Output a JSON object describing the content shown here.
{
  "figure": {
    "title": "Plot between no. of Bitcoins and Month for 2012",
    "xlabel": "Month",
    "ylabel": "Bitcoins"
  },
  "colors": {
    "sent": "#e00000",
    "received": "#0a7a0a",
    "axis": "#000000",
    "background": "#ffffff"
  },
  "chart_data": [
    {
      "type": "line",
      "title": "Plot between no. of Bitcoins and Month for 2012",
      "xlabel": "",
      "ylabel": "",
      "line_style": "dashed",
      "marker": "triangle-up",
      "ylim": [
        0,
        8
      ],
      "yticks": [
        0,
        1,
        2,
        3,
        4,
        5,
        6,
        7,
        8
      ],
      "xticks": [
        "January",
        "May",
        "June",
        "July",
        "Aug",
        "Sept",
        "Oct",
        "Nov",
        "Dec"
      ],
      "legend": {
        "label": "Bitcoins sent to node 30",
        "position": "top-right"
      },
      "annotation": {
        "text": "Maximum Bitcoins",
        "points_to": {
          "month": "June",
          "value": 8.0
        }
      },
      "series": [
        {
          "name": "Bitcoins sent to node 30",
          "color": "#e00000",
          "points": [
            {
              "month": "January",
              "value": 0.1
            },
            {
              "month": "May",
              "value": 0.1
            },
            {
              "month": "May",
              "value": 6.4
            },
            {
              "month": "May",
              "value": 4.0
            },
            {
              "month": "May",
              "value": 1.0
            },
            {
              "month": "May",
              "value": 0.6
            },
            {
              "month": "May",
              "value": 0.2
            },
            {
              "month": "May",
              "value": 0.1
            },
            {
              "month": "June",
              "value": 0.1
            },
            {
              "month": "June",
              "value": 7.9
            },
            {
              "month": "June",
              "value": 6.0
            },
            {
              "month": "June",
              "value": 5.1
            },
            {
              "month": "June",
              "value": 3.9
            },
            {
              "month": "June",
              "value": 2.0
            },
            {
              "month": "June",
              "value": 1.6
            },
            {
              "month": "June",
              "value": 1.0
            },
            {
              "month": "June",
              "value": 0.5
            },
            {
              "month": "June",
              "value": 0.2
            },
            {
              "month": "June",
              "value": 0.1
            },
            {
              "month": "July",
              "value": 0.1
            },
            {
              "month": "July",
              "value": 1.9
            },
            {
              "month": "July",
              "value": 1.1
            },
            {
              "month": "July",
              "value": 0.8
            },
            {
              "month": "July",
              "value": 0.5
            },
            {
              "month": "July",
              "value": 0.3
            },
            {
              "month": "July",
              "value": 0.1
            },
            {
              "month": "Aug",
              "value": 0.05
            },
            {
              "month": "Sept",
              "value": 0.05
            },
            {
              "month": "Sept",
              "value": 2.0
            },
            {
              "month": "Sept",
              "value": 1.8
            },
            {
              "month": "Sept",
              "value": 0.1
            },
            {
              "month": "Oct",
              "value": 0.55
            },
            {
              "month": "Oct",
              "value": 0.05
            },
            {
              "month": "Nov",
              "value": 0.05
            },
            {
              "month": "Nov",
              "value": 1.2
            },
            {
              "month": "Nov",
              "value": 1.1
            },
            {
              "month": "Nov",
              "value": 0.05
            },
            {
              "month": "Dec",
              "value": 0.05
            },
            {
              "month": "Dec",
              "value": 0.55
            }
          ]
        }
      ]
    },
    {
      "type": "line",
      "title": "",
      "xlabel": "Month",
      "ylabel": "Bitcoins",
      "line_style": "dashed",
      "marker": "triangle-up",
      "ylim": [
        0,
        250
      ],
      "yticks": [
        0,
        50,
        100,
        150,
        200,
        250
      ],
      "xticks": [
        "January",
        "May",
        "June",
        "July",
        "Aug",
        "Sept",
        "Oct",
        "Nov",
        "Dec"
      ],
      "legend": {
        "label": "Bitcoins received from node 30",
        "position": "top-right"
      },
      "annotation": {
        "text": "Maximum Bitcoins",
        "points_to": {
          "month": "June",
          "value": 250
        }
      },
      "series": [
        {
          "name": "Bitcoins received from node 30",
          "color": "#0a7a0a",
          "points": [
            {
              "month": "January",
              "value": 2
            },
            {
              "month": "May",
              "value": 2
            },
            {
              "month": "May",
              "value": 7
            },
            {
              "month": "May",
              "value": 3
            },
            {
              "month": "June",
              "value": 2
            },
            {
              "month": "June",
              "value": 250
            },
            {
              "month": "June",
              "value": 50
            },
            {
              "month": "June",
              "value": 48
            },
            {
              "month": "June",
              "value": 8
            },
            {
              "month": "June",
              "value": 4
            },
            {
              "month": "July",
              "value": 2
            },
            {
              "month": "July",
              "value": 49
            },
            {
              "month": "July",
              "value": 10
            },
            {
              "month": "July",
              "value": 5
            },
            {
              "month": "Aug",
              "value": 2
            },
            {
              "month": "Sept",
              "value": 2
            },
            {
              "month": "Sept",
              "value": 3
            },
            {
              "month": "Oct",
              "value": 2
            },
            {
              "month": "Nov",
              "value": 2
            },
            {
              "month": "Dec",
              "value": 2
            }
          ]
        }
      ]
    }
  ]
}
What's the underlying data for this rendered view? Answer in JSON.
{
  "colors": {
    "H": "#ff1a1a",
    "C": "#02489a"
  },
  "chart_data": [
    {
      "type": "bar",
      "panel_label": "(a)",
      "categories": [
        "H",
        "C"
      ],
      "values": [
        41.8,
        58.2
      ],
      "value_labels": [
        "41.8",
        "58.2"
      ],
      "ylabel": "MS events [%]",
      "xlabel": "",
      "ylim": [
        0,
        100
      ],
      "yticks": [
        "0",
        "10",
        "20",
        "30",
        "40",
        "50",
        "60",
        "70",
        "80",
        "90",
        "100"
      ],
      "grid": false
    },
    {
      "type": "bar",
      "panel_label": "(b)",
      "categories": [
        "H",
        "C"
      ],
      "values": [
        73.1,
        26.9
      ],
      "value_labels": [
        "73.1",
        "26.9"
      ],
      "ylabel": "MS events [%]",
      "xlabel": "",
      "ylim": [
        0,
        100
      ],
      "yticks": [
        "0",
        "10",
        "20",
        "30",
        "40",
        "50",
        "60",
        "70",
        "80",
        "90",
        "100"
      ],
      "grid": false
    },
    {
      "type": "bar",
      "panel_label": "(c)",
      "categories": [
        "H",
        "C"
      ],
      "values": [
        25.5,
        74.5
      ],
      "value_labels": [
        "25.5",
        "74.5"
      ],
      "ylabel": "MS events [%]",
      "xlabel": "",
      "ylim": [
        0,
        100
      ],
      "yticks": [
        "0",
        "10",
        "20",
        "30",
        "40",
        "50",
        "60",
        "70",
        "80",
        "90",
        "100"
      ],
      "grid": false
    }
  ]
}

### Required work
In the entries above, find every line with the word "between" and list it.

### Answer to the task
    "title": "Plot between no. of Bitcoins and Month for 2012",
      "title": "Plot between no. of Bitcoins and Month for 2012",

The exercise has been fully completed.